— AIM —
Could you update the items below so that every "outer shell" becomes "housing", with everything else unchanged and the pictures left out of your answer?
** Start PROVIDED RECORDS **
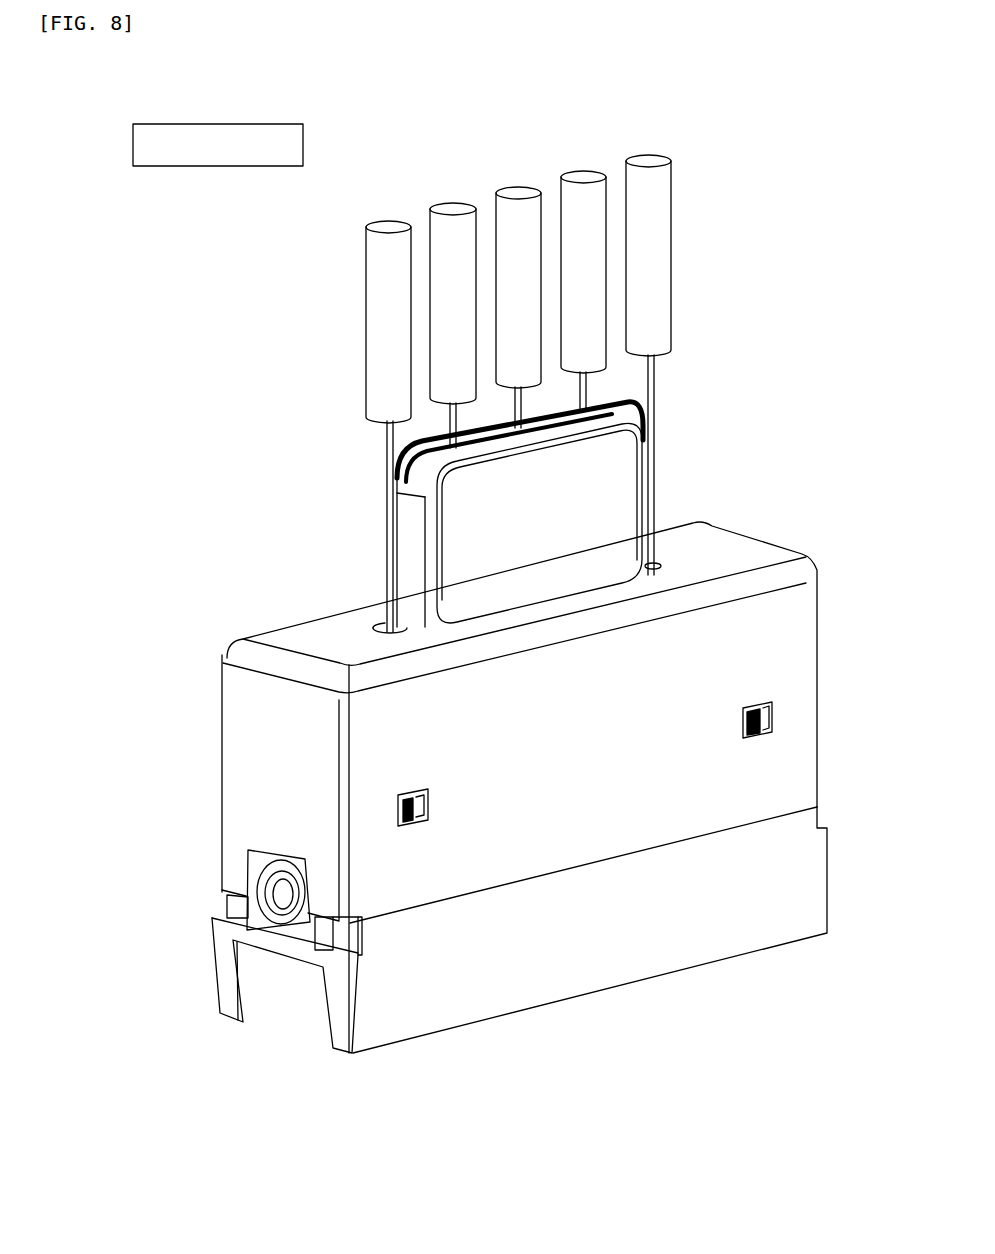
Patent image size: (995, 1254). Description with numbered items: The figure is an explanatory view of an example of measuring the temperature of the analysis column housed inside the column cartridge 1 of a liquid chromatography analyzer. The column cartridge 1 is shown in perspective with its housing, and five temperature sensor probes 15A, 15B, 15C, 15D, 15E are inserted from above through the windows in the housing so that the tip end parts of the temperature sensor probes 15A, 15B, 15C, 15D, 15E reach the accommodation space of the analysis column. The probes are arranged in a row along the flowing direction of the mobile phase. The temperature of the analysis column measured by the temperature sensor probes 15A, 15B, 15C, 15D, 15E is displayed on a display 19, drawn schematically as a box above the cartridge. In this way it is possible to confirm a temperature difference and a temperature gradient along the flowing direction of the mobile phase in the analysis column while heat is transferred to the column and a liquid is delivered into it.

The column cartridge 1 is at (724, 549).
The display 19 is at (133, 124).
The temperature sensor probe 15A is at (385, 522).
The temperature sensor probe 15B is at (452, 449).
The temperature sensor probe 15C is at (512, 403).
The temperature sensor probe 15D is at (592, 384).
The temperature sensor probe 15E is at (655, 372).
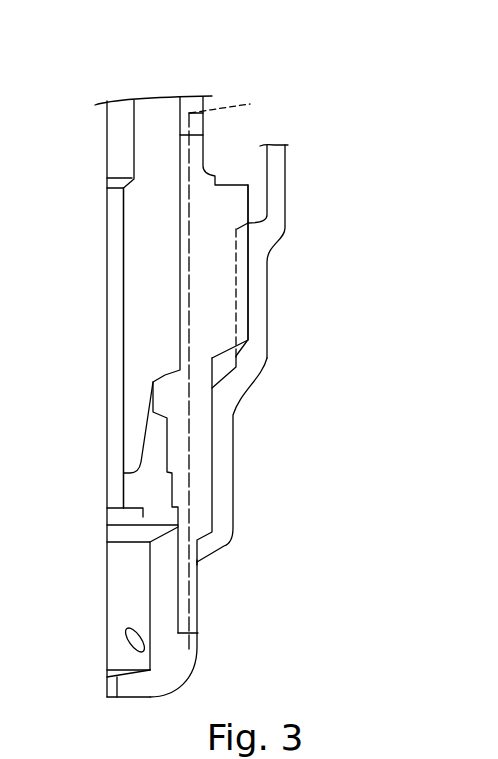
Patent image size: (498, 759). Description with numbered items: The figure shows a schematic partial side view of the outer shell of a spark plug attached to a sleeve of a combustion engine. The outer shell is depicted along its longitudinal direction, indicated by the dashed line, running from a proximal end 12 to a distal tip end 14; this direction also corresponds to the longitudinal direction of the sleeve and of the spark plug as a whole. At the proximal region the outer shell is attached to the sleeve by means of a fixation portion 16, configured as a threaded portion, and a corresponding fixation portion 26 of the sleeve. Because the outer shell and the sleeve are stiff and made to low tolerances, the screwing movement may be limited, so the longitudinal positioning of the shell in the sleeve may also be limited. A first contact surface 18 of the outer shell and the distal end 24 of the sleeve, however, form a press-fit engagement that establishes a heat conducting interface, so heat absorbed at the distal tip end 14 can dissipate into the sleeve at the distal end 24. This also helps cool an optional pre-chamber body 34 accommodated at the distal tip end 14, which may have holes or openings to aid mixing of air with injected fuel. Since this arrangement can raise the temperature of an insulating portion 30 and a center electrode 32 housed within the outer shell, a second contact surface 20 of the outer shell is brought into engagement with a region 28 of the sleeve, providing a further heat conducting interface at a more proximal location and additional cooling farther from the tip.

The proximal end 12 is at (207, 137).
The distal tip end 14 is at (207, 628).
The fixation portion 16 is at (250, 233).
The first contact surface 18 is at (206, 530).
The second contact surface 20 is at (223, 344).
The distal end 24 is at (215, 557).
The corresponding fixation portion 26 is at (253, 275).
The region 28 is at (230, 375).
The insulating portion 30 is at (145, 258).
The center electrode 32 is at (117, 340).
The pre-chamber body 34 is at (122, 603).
** End PROVIDED RECORDS **
— THE REPLY —
Patent image size: (995, 1254). Description with numbered items: The figure is an explanatory view of an example of measuring the temperature of the analysis column housed inside the column cartridge 1 of a liquid chromatography analyzer. The column cartridge 1 is shown in perspective with its housing, and five temperature sensor probes 15A, 15B, 15C, 15D, 15E are inserted from above through the windows in the housing so that the tip end parts of the temperature sensor probes 15A, 15B, 15C, 15D, 15E reach the accommodation space of the analysis column. The probes are arranged in a row along the flowing direction of the mobile phase. The temperature of the analysis column measured by the temperature sensor probes 15A, 15B, 15C, 15D, 15E is displayed on a display 19, drawn schematically as a box above the cartridge. In this way it is possible to confirm a temperature difference and a temperature gradient along the flowing direction of the mobile phase in the analysis column while heat is transferred to the column and a liquid is delivered into it.

The column cartridge 1 is at (724, 549).
The display 19 is at (133, 124).
The temperature sensor probe 15A is at (385, 522).
The temperature sensor probe 15B is at (452, 449).
The temperature sensor probe 15C is at (512, 403).
The temperature sensor probe 15D is at (592, 384).
The temperature sensor probe 15E is at (655, 372).
Patent image size: (498, 759). Description with numbered items: The figure shows a schematic partial side view of the housing of a spark plug attached to a sleeve of a combustion engine. The housing is depicted along its longitudinal direction, indicated by the dashed line, running from a proximal end 12 to a distal tip end 14; this direction also corresponds to the longitudinal direction of the sleeve and of the spark plug as a whole. At the proximal region the housing is attached to the sleeve by means of a fixation portion 16, configured as a threaded portion, and a corresponding fixation portion 26 of the sleeve. Because the housing and the sleeve are stiff and made to low tolerances, the screwing movement may be limited, so the longitudinal positioning of the shell in the sleeve may also be limited. A first contact surface 18 of the housing and the distal end 24 of the sleeve, however, form a press-fit engagement that establishes a heat conducting interface, so heat absorbed at the distal tip end 14 can dissipate into the sleeve at the distal end 24. This also helps cool an optional pre-chamber body 34 accommodated at the distal tip end 14, which may have holes or openings to aid mixing of air with injected fuel. Since this arrangement can raise the temperature of an insulating portion 30 and a center electrode 32 housed within the housing, a second contact surface 20 of the housing is brought into engagement with a region 28 of the sleeve, providing a further heat conducting interface at a more proximal location and additional cooling farther from the tip.

The proximal end 12 is at (207, 137).
The distal tip end 14 is at (207, 628).
The fixation portion 16 is at (250, 233).
The first contact surface 18 is at (206, 530).
The second contact surface 20 is at (223, 344).
The distal end 24 is at (215, 557).
The corresponding fixation portion 26 is at (253, 275).
The region 28 is at (230, 375).
The insulating portion 30 is at (145, 258).
The center electrode 32 is at (117, 340).
The pre-chamber body 34 is at (122, 603).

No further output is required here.